▶ _Required work_
Revise the data starting at the line that contains "UI element localization: list" and ending at the line that contains "list-item: The control transfers", putting "clickable" wherever "interactable" appears and keeping everything else the same. Leave the pictures out of your answer.

▶ _Supplied data_
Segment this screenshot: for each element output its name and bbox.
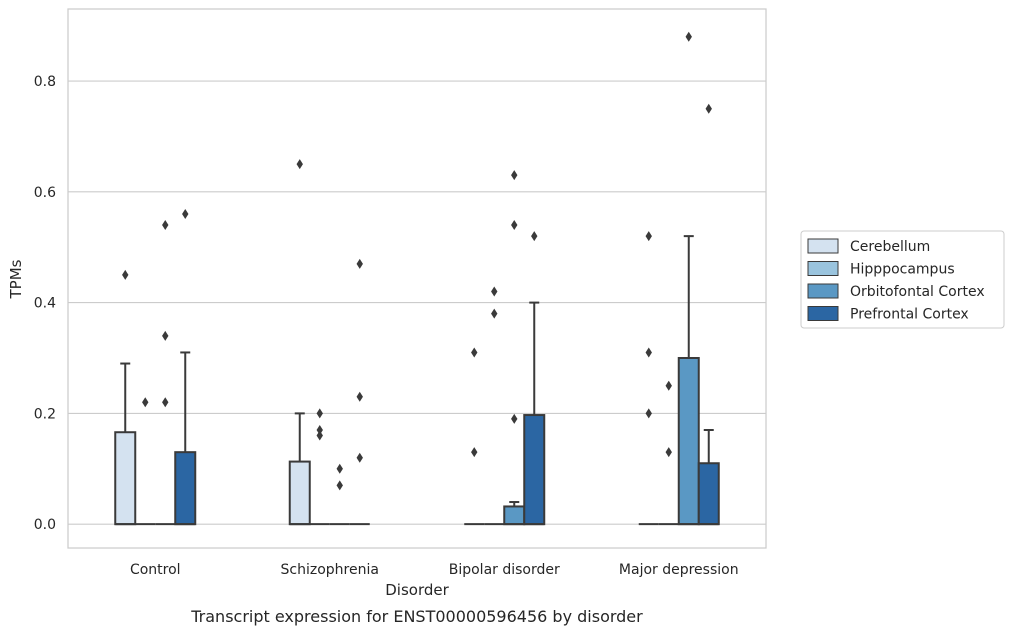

---

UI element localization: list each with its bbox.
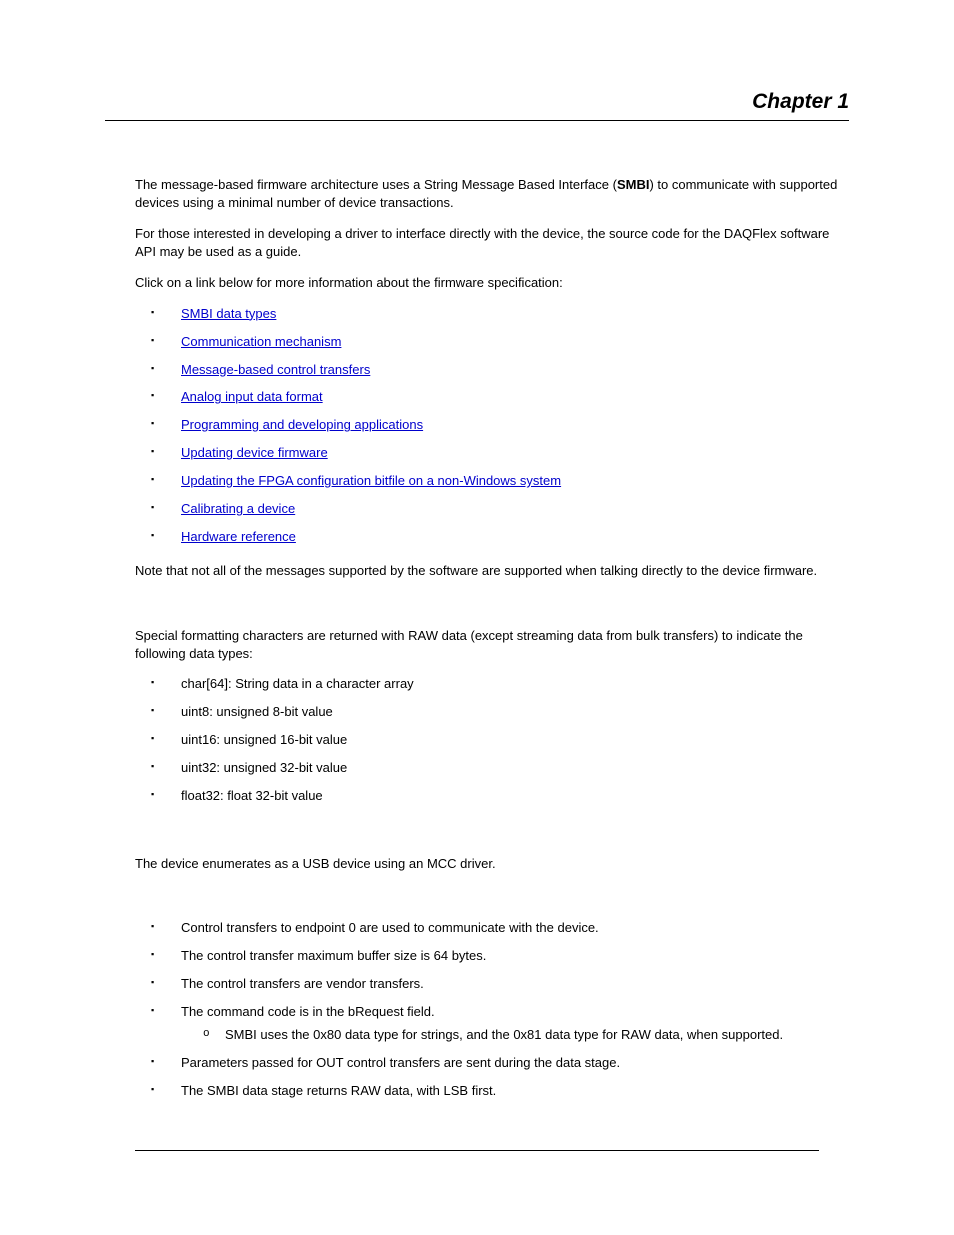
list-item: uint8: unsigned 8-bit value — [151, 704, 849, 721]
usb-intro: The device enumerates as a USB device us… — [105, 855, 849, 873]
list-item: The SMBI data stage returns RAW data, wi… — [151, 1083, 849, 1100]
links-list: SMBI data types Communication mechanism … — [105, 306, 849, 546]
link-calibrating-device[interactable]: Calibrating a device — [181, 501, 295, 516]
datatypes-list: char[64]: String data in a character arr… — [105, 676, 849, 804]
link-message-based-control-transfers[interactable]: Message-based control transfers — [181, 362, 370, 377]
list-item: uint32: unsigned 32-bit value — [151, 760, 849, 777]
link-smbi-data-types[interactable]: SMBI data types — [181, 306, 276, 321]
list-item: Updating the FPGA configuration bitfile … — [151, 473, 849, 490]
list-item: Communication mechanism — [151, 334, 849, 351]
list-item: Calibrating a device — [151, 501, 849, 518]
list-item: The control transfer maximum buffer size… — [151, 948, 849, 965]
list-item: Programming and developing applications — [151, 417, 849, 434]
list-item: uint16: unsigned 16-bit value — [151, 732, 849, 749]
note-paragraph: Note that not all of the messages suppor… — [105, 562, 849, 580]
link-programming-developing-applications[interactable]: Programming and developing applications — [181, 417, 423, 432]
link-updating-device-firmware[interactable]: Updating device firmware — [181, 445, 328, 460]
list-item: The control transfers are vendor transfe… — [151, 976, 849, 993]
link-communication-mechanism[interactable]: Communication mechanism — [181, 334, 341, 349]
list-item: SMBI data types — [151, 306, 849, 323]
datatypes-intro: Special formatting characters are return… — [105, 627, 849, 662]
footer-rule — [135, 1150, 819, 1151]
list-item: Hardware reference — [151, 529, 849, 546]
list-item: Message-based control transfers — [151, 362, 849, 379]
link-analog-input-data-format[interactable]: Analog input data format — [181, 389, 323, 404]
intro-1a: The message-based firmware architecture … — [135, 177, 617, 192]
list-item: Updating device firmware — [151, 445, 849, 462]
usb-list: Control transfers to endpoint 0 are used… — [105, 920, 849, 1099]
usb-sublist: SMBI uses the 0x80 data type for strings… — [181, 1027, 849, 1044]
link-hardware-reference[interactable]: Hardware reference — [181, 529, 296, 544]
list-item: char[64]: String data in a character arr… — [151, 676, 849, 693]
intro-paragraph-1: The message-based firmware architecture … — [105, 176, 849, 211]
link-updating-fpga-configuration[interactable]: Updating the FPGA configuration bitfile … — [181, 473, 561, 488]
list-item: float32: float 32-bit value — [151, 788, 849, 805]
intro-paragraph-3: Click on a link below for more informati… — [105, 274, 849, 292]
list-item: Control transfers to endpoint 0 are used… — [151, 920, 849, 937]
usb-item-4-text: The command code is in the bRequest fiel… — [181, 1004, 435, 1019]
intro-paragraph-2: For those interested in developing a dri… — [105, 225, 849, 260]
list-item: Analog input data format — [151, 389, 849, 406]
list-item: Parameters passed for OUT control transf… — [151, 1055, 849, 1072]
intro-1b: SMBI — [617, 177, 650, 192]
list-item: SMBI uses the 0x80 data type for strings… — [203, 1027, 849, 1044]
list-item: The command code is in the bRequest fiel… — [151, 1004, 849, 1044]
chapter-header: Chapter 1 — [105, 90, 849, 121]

...

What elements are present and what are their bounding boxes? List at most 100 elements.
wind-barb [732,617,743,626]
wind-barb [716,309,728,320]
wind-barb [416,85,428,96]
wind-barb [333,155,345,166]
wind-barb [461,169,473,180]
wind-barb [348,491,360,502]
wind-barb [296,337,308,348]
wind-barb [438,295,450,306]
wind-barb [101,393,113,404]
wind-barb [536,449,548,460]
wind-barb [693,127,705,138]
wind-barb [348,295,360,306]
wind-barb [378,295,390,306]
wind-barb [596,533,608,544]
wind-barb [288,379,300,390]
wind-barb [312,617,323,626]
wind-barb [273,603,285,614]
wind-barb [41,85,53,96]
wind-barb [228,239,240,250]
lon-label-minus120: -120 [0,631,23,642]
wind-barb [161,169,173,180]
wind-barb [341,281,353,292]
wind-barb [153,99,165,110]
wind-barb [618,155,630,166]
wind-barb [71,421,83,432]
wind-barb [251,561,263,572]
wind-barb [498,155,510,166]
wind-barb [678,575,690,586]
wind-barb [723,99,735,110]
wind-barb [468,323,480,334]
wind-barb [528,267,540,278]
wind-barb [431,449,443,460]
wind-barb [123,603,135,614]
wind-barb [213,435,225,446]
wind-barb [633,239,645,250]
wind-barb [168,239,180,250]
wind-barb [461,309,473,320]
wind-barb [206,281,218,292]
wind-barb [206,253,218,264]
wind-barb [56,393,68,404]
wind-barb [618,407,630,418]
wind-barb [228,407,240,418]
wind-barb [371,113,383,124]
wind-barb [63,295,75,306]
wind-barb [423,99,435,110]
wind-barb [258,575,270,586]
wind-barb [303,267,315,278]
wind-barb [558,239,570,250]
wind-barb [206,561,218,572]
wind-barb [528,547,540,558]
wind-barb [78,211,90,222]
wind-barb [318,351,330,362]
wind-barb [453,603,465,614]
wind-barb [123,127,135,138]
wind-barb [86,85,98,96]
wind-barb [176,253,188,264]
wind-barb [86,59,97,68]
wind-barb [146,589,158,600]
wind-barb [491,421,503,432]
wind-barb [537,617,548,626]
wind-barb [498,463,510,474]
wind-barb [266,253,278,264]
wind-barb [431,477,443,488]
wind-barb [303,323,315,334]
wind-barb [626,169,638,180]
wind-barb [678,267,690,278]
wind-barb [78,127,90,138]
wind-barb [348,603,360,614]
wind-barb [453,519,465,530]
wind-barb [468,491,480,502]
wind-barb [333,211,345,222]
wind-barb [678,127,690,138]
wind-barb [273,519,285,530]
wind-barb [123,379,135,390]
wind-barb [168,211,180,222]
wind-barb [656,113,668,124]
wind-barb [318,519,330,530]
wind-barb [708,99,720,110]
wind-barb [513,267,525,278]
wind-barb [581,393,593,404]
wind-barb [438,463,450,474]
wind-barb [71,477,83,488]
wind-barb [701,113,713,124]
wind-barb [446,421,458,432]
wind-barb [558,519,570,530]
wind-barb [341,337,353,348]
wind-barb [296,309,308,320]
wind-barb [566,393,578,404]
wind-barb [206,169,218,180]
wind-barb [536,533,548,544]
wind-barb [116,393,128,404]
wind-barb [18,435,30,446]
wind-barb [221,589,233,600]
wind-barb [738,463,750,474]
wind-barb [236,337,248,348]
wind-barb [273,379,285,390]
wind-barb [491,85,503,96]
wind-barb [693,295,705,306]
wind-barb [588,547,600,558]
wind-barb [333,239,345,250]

▶ _Solution to this problem_
UI element localization: list each with its bbox.
list-item: uint8: unsigned 8-bit value — [151, 704, 849, 721]
usb-intro: The device enumerates as a USB device us… — [105, 855, 849, 873]
list-item: The SMBI data stage returns RAW data, wi… — [151, 1083, 849, 1100]
links-list: SMBI data types Communication mechanism … — [105, 306, 849, 546]
link-calibrating-device[clickable]: Calibrating a device — [181, 501, 295, 516]
datatypes-list: char[64]: String data in a character arr… — [105, 676, 849, 804]
link-message-based-control-transfers[clickable]: Message-based control transfers — [181, 362, 370, 377]
list-item: uint32: unsigned 32-bit value — [151, 760, 849, 777]
link-smbi-data-types[clickable]: SMBI data types — [181, 306, 276, 321]
list-item: Updating the FPGA configuration bitfile … — [151, 473, 849, 490]
list-item: Communication mechanism — [151, 334, 849, 351]
list-item: Calibrating a device — [151, 501, 849, 518]
list-item: The control transfer maximum buffer size… — [151, 948, 849, 965]
list-item: Programming and developing applications — [151, 417, 849, 434]
list-item: uint16: unsigned 16-bit value — [151, 732, 849, 749]
note-paragraph: Note that not all of the messages suppor… — [105, 562, 849, 580]
link-programming-developing-applications[clickable]: Programming and developing applications — [181, 417, 423, 432]
link-updating-device-firmware[clickable]: Updating device firmware — [181, 445, 328, 460]
list-item: The control transfers are vendor transfe… — [151, 976, 849, 993]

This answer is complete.